A run of records:
╭──
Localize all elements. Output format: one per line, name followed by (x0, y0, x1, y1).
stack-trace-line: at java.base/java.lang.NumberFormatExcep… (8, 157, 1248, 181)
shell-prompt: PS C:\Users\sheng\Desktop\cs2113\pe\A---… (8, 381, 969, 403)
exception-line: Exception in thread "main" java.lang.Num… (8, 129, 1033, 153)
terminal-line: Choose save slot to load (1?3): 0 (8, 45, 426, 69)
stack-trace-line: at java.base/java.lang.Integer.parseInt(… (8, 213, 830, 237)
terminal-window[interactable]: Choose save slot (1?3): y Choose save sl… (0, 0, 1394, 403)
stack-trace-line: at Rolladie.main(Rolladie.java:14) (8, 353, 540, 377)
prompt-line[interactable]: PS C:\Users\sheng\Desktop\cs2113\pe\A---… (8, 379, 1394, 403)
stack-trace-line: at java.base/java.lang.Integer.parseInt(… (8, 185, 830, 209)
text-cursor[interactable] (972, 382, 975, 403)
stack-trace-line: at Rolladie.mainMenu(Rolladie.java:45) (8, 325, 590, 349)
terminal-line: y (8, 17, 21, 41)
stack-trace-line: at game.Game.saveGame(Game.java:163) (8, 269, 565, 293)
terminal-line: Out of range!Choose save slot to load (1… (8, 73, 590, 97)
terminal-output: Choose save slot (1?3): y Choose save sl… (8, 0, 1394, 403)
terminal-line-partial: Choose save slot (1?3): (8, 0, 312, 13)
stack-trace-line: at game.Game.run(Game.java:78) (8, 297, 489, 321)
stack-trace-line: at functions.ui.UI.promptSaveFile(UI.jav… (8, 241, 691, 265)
╰──
Problem: Copy every line of the listing above word for word.

The completed task:
Localize all elements. Output format: one per line, name followed by (x0, y0, x1, y1).
stack-trace-line: at java.base/java.lang.NumberFormatExcep… (8, 157, 1248, 181)
shell-prompt: PS C:\Users\sheng\Desktop\cs2113\pe\A---… (8, 381, 969, 403)
exception-line: Exception in thread "main" java.lang.Num… (8, 129, 1033, 153)
terminal-line: Choose save slot to load (1?3): 0 (8, 45, 426, 69)
stack-trace-line: at java.base/java.lang.Integer.parseInt(… (8, 213, 830, 237)
terminal-window[interactable]: Choose save slot (1?3): y Choose save sl… (0, 0, 1394, 403)
stack-trace-line: at Rolladie.main(Rolladie.java:14) (8, 353, 540, 377)
prompt-line[interactable]: PS C:\Users\sheng\Desktop\cs2113\pe\A---… (8, 379, 1394, 403)
stack-trace-line: at java.base/java.lang.Integer.parseInt(… (8, 185, 830, 209)
text-cursor[interactable] (972, 382, 975, 403)
stack-trace-line: at Rolladie.mainMenu(Rolladie.java:45) (8, 325, 590, 349)
terminal-line: y (8, 17, 21, 41)
stack-trace-line: at game.Game.saveGame(Game.java:163) (8, 269, 565, 293)
terminal-line: Out of range!Choose save slot to load (1… (8, 73, 590, 97)
terminal-output: Choose save slot (1?3): y Choose save sl… (8, 0, 1394, 403)
terminal-line-partial: Choose save slot (1?3): (8, 0, 312, 13)
stack-trace-line: at game.Game.run(Game.java:78) (8, 297, 489, 321)
stack-trace-line: at functions.ui.UI.promptSaveFile(UI.jav… (8, 241, 691, 265)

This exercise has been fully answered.